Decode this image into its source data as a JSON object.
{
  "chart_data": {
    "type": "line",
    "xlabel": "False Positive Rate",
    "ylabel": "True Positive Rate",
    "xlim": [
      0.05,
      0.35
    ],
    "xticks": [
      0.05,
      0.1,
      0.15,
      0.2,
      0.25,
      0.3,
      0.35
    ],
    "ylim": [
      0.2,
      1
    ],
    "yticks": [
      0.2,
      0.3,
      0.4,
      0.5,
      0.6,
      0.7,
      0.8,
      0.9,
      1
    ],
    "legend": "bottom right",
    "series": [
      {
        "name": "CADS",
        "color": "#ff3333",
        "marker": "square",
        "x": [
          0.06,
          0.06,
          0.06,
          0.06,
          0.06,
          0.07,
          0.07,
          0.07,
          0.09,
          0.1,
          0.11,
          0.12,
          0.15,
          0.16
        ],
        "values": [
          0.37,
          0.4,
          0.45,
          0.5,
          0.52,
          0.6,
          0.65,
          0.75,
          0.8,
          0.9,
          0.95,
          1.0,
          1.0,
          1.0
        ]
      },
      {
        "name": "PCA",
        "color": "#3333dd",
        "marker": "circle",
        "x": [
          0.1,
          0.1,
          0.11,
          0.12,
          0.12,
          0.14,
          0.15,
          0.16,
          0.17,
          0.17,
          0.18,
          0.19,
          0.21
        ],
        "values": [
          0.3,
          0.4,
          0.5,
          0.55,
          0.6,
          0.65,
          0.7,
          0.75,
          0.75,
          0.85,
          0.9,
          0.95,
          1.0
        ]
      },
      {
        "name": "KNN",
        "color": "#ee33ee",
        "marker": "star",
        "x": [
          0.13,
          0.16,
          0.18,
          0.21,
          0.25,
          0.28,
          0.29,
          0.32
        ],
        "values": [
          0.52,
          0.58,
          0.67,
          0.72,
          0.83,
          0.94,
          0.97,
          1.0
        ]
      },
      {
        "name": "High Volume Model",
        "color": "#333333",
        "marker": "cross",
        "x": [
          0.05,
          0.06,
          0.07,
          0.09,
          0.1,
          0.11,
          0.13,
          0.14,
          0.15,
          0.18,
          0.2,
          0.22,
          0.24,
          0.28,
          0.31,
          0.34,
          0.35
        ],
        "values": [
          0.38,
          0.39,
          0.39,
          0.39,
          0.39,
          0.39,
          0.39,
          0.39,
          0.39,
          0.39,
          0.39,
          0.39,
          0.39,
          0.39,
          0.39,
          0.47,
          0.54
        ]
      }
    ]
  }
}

■ WHAT YOU WILL DO:
Output every entry shown above, exactly.

■ OUTPUT FOR THIS EXERCISE:
Decode this image into its source data as a JSON object.
{
  "chart_data": {
    "type": "line",
    "xlabel": "False Positive Rate",
    "ylabel": "True Positive Rate",
    "xlim": [
      0.05,
      0.35
    ],
    "xticks": [
      0.05,
      0.1,
      0.15,
      0.2,
      0.25,
      0.3,
      0.35
    ],
    "ylim": [
      0.2,
      1
    ],
    "yticks": [
      0.2,
      0.3,
      0.4,
      0.5,
      0.6,
      0.7,
      0.8,
      0.9,
      1
    ],
    "legend": "bottom right",
    "series": [
      {
        "name": "CADS",
        "color": "#ff3333",
        "marker": "square",
        "x": [
          0.06,
          0.06,
          0.06,
          0.06,
          0.06,
          0.07,
          0.07,
          0.07,
          0.09,
          0.1,
          0.11,
          0.12,
          0.15,
          0.16
        ],
        "values": [
          0.37,
          0.4,
          0.45,
          0.5,
          0.52,
          0.6,
          0.65,
          0.75,
          0.8,
          0.9,
          0.95,
          1.0,
          1.0,
          1.0
        ]
      },
      {
        "name": "PCA",
        "color": "#3333dd",
        "marker": "circle",
        "x": [
          0.1,
          0.1,
          0.11,
          0.12,
          0.12,
          0.14,
          0.15,
          0.16,
          0.17,
          0.17,
          0.18,
          0.19,
          0.21
        ],
        "values": [
          0.3,
          0.4,
          0.5,
          0.55,
          0.6,
          0.65,
          0.7,
          0.75,
          0.75,
          0.85,
          0.9,
          0.95,
          1.0
        ]
      },
      {
        "name": "KNN",
        "color": "#ee33ee",
        "marker": "star",
        "x": [
          0.13,
          0.16,
          0.18,
          0.21,
          0.25,
          0.28,
          0.29,
          0.32
        ],
        "values": [
          0.52,
          0.58,
          0.67,
          0.72,
          0.83,
          0.94,
          0.97,
          1.0
        ]
      },
      {
        "name": "High Volume Model",
        "color": "#333333",
        "marker": "cross",
        "x": [
          0.05,
          0.06,
          0.07,
          0.09,
          0.1,
          0.11,
          0.13,
          0.14,
          0.15,
          0.18,
          0.2,
          0.22,
          0.24,
          0.28,
          0.31,
          0.34,
          0.35
        ],
        "values": [
          0.38,
          0.39,
          0.39,
          0.39,
          0.39,
          0.39,
          0.39,
          0.39,
          0.39,
          0.39,
          0.39,
          0.39,
          0.39,
          0.39,
          0.39,
          0.47,
          0.54
        ]
      }
    ]
  }
}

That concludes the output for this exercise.